Written exercise
Can you transcribe every line of the records below without changing a single character?

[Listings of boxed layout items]
>>

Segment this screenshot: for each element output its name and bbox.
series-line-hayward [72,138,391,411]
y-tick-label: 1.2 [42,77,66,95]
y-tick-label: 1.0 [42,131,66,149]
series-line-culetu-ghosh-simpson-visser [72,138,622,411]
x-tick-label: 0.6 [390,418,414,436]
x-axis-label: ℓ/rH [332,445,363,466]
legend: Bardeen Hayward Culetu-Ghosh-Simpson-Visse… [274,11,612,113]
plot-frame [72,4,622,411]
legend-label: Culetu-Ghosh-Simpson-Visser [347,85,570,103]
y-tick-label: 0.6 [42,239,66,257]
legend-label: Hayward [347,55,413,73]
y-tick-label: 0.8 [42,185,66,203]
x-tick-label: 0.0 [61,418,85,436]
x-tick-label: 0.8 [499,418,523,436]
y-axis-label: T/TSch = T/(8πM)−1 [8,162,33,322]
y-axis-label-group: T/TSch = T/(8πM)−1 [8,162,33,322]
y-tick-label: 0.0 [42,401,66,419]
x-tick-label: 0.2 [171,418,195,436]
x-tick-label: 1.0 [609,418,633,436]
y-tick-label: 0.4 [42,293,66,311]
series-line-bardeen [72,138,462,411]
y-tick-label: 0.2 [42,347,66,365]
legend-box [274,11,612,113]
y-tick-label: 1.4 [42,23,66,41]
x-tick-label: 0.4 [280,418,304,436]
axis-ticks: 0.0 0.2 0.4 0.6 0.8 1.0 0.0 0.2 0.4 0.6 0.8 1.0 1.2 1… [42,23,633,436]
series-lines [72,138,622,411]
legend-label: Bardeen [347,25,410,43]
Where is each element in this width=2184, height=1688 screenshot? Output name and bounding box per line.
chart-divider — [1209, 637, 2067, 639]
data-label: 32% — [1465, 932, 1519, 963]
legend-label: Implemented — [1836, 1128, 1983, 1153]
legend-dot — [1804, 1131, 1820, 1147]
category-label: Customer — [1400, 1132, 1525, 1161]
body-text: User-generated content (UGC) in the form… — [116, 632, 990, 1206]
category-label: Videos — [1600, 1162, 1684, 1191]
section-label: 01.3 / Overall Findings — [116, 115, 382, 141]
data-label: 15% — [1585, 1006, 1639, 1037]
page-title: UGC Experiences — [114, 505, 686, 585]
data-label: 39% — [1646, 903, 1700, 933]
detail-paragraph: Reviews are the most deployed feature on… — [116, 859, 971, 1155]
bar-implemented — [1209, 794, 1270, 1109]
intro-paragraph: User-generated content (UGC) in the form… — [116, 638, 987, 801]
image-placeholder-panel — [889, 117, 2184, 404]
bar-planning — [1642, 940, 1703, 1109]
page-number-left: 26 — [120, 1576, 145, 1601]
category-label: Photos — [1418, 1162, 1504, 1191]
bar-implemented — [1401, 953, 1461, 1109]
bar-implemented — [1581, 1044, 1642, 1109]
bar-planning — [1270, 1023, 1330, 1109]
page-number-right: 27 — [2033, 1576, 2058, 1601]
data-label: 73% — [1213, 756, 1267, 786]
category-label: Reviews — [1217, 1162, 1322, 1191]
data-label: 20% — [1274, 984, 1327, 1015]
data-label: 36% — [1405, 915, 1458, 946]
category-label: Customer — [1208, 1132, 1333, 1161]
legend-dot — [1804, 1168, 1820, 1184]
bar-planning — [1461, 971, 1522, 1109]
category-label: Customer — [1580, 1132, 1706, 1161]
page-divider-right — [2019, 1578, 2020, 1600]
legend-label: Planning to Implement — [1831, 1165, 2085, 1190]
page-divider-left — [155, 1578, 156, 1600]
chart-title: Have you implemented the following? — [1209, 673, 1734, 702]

<<

Expected answer
Segment this screenshot: for each element output its name and bbox.
series-line-hayward [72,138,391,411]
y-tick-label: 1.2 [42,77,66,95]
y-tick-label: 1.0 [42,131,66,149]
series-line-culetu-ghosh-simpson-visser [72,138,622,411]
x-tick-label: 0.6 [390,418,414,436]
x-axis-label: ℓ/rH [332,445,363,466]
legend: Bardeen Hayward Culetu-Ghosh-Simpson-Visse… [274,11,612,113]
plot-frame [72,4,622,411]
legend-label: Culetu-Ghosh-Simpson-Visser [347,85,570,103]
y-tick-label: 0.6 [42,239,66,257]
legend-label: Hayward [347,55,413,73]
y-tick-label: 0.8 [42,185,66,203]
x-tick-label: 0.0 [61,418,85,436]
x-tick-label: 0.8 [499,418,523,436]
y-axis-label: T/TSch = T/(8πM)−1 [8,162,33,322]
y-axis-label-group: T/TSch = T/(8πM)−1 [8,162,33,322]
y-tick-label: 0.0 [42,401,66,419]
x-tick-label: 0.2 [171,418,195,436]
x-tick-label: 1.0 [609,418,633,436]
y-tick-label: 0.4 [42,293,66,311]
series-line-bardeen [72,138,462,411]
y-tick-label: 0.2 [42,347,66,365]
legend-box [274,11,612,113]
y-tick-label: 1.4 [42,23,66,41]
x-tick-label: 0.4 [280,418,304,436]
axis-ticks: 0.0 0.2 0.4 0.6 0.8 1.0 0.0 0.2 0.4 0.6 0.8 1.0 1.2 1… [42,23,633,436]
series-lines [72,138,622,411]
legend-label: Bardeen [347,25,410,43]
Where is each element in this width=2184, height=1688 screenshot? Output name and bounding box per line.
chart-divider — [1209, 637, 2067, 639]
data-label: 32% — [1465, 932, 1519, 963]
legend-label: Implemented — [1836, 1128, 1983, 1153]
legend-dot — [1804, 1131, 1820, 1147]
category-label: Customer — [1400, 1132, 1525, 1161]
body-text: User-generated content (UGC) in the form… — [116, 632, 990, 1206]
category-label: Videos — [1600, 1162, 1684, 1191]
section-label: 01.3 / Overall Findings — [116, 115, 382, 141]
data-label: 15% — [1585, 1006, 1639, 1037]
page-title: UGC Experiences — [114, 505, 686, 585]
data-label: 39% — [1646, 903, 1700, 933]
detail-paragraph: Reviews are the most deployed feature on… — [116, 859, 971, 1155]
bar-implemented — [1209, 794, 1270, 1109]
intro-paragraph: User-generated content (UGC) in the form… — [116, 638, 987, 801]
image-placeholder-panel — [889, 117, 2184, 404]
bar-planning — [1642, 940, 1703, 1109]
page-number-left: 26 — [120, 1576, 145, 1601]
category-label: Photos — [1418, 1162, 1504, 1191]
bar-implemented — [1401, 953, 1461, 1109]
bar-implemented — [1581, 1044, 1642, 1109]
bar-planning — [1270, 1023, 1330, 1109]
page-number-right: 27 — [2033, 1576, 2058, 1601]
data-label: 73% — [1213, 756, 1267, 786]
category-label: Reviews — [1217, 1162, 1322, 1191]
data-label: 20% — [1274, 984, 1327, 1015]
data-label: 36% — [1405, 915, 1458, 946]
category-label: Customer — [1208, 1132, 1333, 1161]
legend-dot — [1804, 1168, 1820, 1184]
bar-planning — [1461, 971, 1522, 1109]
category-label: Customer — [1580, 1132, 1706, 1161]
page-divider-right — [2019, 1578, 2020, 1600]
legend-label: Planning to Implement — [1831, 1165, 2085, 1190]
page-divider-left — [155, 1578, 156, 1600]
chart-title: Have you implemented the following? — [1209, 673, 1734, 702]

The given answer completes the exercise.